Instructions for the task
For the copy, please give all of the data again exactly and leave the pictures out.

Record list start

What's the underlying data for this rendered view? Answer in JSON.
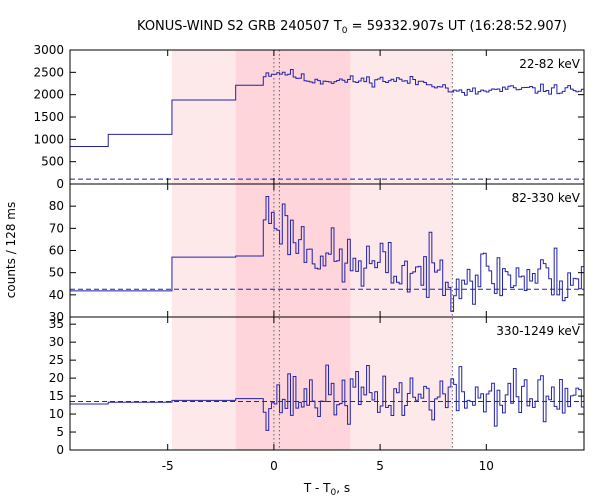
{
  "chart_data": {
    "type": "line",
    "title": "KONUS-WIND S2 GRB 240507 T",
    "title_sub": "0",
    "title_rest": " = 59332.907s UT (16:28:52.907)",
    "xlabel": "T - T",
    "xlabel_sub": "0",
    "xlabel_rest": ", s",
    "ylabel": "counts / 128 ms",
    "xlim": [
      -9.6,
      14.6
    ],
    "x_ticks": [
      -5,
      0,
      5,
      10
    ],
    "x_tick_labels": [
      "-5",
      "0",
      "5",
      "10"
    ],
    "shaded_intervals": [
      {
        "start": -4.8,
        "end": 8.4,
        "color": "#fde8ea"
      },
      {
        "start": -1.8,
        "end": 3.6,
        "color": "#fdd5da"
      }
    ],
    "vertical_markers": [
      0.0,
      0.256,
      8.4
    ],
    "panels": [
      {
        "label": "22-82 keV",
        "ylim": [
          0,
          3000
        ],
        "y_ticks": [
          0,
          500,
          1000,
          1500,
          2000,
          2500,
          3000
        ],
        "y_tick_labels": [
          "0",
          "500",
          "1000",
          "1500",
          "2000",
          "2500",
          "3000"
        ],
        "background": 110,
        "seed": 11,
        "noise": 55,
        "coarse_steps": [
          {
            "x": -9.6,
            "y": 840
          },
          {
            "x": -7.8,
            "y": 1110
          },
          {
            "x": -4.8,
            "y": 1880
          },
          {
            "x": -1.8,
            "y": 2210
          }
        ],
        "fine_start": -0.5,
        "fine_profile": [
          {
            "x": -0.5,
            "y": 2470
          },
          {
            "x": 0.5,
            "y": 2500
          },
          {
            "x": 1.5,
            "y": 2330
          },
          {
            "x": 3.5,
            "y": 2310
          },
          {
            "x": 5.5,
            "y": 2330
          },
          {
            "x": 7.5,
            "y": 2260
          },
          {
            "x": 8.6,
            "y": 2030
          },
          {
            "x": 11.0,
            "y": 2120
          },
          {
            "x": 14.6,
            "y": 2110
          }
        ]
      },
      {
        "label": "82-330 keV",
        "ylim": [
          30,
          90
        ],
        "y_ticks": [
          30,
          40,
          50,
          60,
          70,
          80
        ],
        "y_tick_labels": [
          "30",
          "40",
          "50",
          "60",
          "70",
          "80"
        ],
        "background": 42.5,
        "seed": 23,
        "noise": 6.5,
        "coarse_steps": [
          {
            "x": -9.6,
            "y": 41.8
          },
          {
            "x": -4.8,
            "y": 57.0
          },
          {
            "x": -1.8,
            "y": 57.5
          }
        ],
        "fine_start": -0.5,
        "fine_profile": [
          {
            "x": -0.5,
            "y": 78
          },
          {
            "x": 0.3,
            "y": 73
          },
          {
            "x": 1.0,
            "y": 65
          },
          {
            "x": 3.0,
            "y": 55
          },
          {
            "x": 6.0,
            "y": 51
          },
          {
            "x": 9.0,
            "y": 49
          },
          {
            "x": 14.6,
            "y": 48
          }
        ]
      },
      {
        "label": "330-1249 keV",
        "ylim": [
          0,
          37
        ],
        "y_ticks": [
          0,
          5,
          10,
          15,
          20,
          25,
          30,
          35
        ],
        "y_tick_labels": [
          "0",
          "5",
          "10",
          "15",
          "20",
          "25",
          "30",
          "35"
        ],
        "background": 13.5,
        "seed": 37,
        "noise": 3.8,
        "coarse_steps": [
          {
            "x": -9.6,
            "y": 12.8
          },
          {
            "x": -7.8,
            "y": 13.3
          },
          {
            "x": -4.8,
            "y": 13.8
          },
          {
            "x": -1.8,
            "y": 14.3
          }
        ],
        "fine_start": -0.5,
        "fine_profile": [
          {
            "x": -0.5,
            "y": 14.0
          },
          {
            "x": 2.0,
            "y": 15.0
          },
          {
            "x": 8.0,
            "y": 15.0
          },
          {
            "x": 14.6,
            "y": 14.5
          }
        ]
      }
    ],
    "line_color": "#2222aa",
    "background_line_color": "#2222aa",
    "marker_color": "#555555",
    "grid": false,
    "legend": "none"
  }
}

Record list end

Answer to the problem
What's the underlying data for this rendered view? Answer in JSON.
{
  "chart_data": {
    "type": "line",
    "title": "KONUS-WIND S2 GRB 240507 T",
    "title_sub": "0",
    "title_rest": " = 59332.907s UT (16:28:52.907)",
    "xlabel": "T - T",
    "xlabel_sub": "0",
    "xlabel_rest": ", s",
    "ylabel": "counts / 128 ms",
    "xlim": [
      -9.6,
      14.6
    ],
    "x_ticks": [
      -5,
      0,
      5,
      10
    ],
    "x_tick_labels": [
      "-5",
      "0",
      "5",
      "10"
    ],
    "shaded_intervals": [
      {
        "start": -4.8,
        "end": 8.4,
        "color": "#fde8ea"
      },
      {
        "start": -1.8,
        "end": 3.6,
        "color": "#fdd5da"
      }
    ],
    "vertical_markers": [
      0.0,
      0.256,
      8.4
    ],
    "panels": [
      {
        "label": "22-82 keV",
        "ylim": [
          0,
          3000
        ],
        "y_ticks": [
          0,
          500,
          1000,
          1500,
          2000,
          2500,
          3000
        ],
        "y_tick_labels": [
          "0",
          "500",
          "1000",
          "1500",
          "2000",
          "2500",
          "3000"
        ],
        "background": 110,
        "seed": 11,
        "noise": 55,
        "coarse_steps": [
          {
            "x": -9.6,
            "y": 840
          },
          {
            "x": -7.8,
            "y": 1110
          },
          {
            "x": -4.8,
            "y": 1880
          },
          {
            "x": -1.8,
            "y": 2210
          }
        ],
        "fine_start": -0.5,
        "fine_profile": [
          {
            "x": -0.5,
            "y": 2470
          },
          {
            "x": 0.5,
            "y": 2500
          },
          {
            "x": 1.5,
            "y": 2330
          },
          {
            "x": 3.5,
            "y": 2310
          },
          {
            "x": 5.5,
            "y": 2330
          },
          {
            "x": 7.5,
            "y": 2260
          },
          {
            "x": 8.6,
            "y": 2030
          },
          {
            "x": 11.0,
            "y": 2120
          },
          {
            "x": 14.6,
            "y": 2110
          }
        ]
      },
      {
        "label": "82-330 keV",
        "ylim": [
          30,
          90
        ],
        "y_ticks": [
          30,
          40,
          50,
          60,
          70,
          80
        ],
        "y_tick_labels": [
          "30",
          "40",
          "50",
          "60",
          "70",
          "80"
        ],
        "background": 42.5,
        "seed": 23,
        "noise": 6.5,
        "coarse_steps": [
          {
            "x": -9.6,
            "y": 41.8
          },
          {
            "x": -4.8,
            "y": 57.0
          },
          {
            "x": -1.8,
            "y": 57.5
          }
        ],
        "fine_start": -0.5,
        "fine_profile": [
          {
            "x": -0.5,
            "y": 78
          },
          {
            "x": 0.3,
            "y": 73
          },
          {
            "x": 1.0,
            "y": 65
          },
          {
            "x": 3.0,
            "y": 55
          },
          {
            "x": 6.0,
            "y": 51
          },
          {
            "x": 9.0,
            "y": 49
          },
          {
            "x": 14.6,
            "y": 48
          }
        ]
      },
      {
        "label": "330-1249 keV",
        "ylim": [
          0,
          37
        ],
        "y_ticks": [
          0,
          5,
          10,
          15,
          20,
          25,
          30,
          35
        ],
        "y_tick_labels": [
          "0",
          "5",
          "10",
          "15",
          "20",
          "25",
          "30",
          "35"
        ],
        "background": 13.5,
        "seed": 37,
        "noise": 3.8,
        "coarse_steps": [
          {
            "x": -9.6,
            "y": 12.8
          },
          {
            "x": -7.8,
            "y": 13.3
          },
          {
            "x": -4.8,
            "y": 13.8
          },
          {
            "x": -1.8,
            "y": 14.3
          }
        ],
        "fine_start": -0.5,
        "fine_profile": [
          {
            "x": -0.5,
            "y": 14.0
          },
          {
            "x": 2.0,
            "y": 15.0
          },
          {
            "x": 8.0,
            "y": 15.0
          },
          {
            "x": 14.6,
            "y": 14.5
          }
        ]
      }
    ],
    "line_color": "#2222aa",
    "background_line_color": "#2222aa",
    "marker_color": "#555555",
    "grid": false,
    "legend": "none"
  }
}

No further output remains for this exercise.